=== EXERCISE OBJECTIVE ===
Check every line of the entries below for the word "this", and copy the ones that have it.

─── DATA LISTING

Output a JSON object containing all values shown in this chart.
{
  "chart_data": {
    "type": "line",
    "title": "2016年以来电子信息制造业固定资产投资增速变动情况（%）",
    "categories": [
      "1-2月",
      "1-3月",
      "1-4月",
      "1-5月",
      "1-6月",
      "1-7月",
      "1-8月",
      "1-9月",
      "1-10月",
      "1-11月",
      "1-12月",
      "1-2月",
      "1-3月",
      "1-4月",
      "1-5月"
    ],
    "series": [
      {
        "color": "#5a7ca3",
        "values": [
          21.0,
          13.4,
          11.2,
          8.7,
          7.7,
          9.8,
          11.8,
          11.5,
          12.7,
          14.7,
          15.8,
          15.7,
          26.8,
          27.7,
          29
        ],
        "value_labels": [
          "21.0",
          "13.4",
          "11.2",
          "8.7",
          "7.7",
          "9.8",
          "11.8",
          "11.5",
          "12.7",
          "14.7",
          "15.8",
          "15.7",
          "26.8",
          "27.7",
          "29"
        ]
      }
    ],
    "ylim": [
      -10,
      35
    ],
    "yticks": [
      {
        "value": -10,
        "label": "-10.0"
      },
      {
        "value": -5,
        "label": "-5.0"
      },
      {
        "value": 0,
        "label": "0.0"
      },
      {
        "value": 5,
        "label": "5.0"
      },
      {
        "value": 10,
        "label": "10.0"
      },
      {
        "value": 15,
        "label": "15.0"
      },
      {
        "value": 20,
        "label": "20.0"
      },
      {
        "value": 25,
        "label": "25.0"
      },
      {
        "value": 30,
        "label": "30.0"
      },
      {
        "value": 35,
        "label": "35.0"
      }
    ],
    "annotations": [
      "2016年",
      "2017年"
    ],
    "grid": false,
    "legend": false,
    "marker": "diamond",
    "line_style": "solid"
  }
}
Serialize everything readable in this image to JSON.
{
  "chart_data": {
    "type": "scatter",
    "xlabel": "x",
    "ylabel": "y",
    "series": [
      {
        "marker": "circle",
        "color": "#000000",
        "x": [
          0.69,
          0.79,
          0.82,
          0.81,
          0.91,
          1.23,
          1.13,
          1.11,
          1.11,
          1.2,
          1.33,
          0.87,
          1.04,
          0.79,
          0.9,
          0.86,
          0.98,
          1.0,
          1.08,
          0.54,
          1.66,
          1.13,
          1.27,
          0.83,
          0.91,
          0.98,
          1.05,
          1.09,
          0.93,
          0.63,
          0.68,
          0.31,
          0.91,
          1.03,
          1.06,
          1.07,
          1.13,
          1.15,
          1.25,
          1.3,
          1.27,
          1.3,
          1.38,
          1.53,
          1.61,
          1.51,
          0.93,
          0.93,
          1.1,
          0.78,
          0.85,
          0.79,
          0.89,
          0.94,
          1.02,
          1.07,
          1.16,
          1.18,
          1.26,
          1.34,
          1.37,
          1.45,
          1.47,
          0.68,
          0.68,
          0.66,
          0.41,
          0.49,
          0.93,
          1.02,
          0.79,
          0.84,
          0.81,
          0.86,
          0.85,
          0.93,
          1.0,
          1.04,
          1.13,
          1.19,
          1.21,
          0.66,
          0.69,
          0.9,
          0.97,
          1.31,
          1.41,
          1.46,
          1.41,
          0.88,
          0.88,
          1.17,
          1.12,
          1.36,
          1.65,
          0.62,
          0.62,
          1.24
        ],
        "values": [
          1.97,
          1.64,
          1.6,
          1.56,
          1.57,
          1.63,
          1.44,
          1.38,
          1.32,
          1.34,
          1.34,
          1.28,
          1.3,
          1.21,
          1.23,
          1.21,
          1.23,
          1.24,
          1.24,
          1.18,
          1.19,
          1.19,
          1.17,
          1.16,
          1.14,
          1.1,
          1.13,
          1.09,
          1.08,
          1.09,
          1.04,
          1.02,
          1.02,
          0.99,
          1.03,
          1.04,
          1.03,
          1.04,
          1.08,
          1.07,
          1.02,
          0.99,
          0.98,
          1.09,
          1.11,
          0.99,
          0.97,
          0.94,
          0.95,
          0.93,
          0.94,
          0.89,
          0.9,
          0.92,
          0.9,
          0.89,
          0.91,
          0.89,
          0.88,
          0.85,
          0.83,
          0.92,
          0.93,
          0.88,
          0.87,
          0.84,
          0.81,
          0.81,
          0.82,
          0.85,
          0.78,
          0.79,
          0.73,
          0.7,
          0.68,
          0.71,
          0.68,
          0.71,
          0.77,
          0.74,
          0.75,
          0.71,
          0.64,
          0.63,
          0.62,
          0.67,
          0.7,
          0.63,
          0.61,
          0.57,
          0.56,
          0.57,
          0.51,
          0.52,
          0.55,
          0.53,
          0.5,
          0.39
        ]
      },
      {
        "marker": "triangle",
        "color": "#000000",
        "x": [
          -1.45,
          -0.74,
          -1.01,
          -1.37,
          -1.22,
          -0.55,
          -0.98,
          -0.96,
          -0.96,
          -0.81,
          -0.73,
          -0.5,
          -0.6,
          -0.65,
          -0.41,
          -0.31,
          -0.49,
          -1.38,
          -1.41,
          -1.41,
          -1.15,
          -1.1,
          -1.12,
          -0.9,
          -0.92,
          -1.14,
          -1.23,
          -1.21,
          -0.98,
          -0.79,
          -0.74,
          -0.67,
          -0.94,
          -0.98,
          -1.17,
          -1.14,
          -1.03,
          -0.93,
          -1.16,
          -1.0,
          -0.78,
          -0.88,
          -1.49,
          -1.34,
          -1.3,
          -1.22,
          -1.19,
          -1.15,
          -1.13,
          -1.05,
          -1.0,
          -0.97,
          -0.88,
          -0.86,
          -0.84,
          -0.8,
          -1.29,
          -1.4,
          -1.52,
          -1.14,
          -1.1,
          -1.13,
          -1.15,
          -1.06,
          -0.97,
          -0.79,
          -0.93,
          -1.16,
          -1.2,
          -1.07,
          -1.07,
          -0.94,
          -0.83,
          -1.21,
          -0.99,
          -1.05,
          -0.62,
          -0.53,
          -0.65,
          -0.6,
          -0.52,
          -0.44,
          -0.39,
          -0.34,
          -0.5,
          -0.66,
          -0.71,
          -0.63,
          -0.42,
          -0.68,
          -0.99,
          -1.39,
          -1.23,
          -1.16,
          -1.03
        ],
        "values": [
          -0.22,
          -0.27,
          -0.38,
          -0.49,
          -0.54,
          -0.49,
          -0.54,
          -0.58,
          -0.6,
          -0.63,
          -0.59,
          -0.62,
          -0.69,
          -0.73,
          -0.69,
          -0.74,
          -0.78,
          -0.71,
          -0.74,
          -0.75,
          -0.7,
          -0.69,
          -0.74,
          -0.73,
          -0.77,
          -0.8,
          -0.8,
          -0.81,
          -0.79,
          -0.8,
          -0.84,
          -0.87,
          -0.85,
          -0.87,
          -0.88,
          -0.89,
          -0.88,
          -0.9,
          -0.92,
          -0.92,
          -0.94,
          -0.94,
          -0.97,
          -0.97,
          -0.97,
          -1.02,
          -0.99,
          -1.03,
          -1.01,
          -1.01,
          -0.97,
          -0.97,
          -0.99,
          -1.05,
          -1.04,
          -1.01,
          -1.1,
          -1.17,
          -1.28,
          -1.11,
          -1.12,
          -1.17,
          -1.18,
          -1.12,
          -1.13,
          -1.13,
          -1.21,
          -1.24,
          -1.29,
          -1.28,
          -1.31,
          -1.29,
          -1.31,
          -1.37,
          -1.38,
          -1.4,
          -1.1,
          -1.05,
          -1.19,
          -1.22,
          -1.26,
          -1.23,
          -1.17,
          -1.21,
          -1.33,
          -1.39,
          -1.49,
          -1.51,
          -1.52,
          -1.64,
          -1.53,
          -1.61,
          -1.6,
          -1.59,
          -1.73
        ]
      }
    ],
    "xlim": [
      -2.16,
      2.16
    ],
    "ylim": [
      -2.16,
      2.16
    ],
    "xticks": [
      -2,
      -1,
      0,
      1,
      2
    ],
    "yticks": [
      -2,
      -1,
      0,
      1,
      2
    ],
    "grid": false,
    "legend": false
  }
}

──────

=== SOLUTION ===
Output a JSON object containing all values shown in this chart.
Serialize everything readable in this image to JSON.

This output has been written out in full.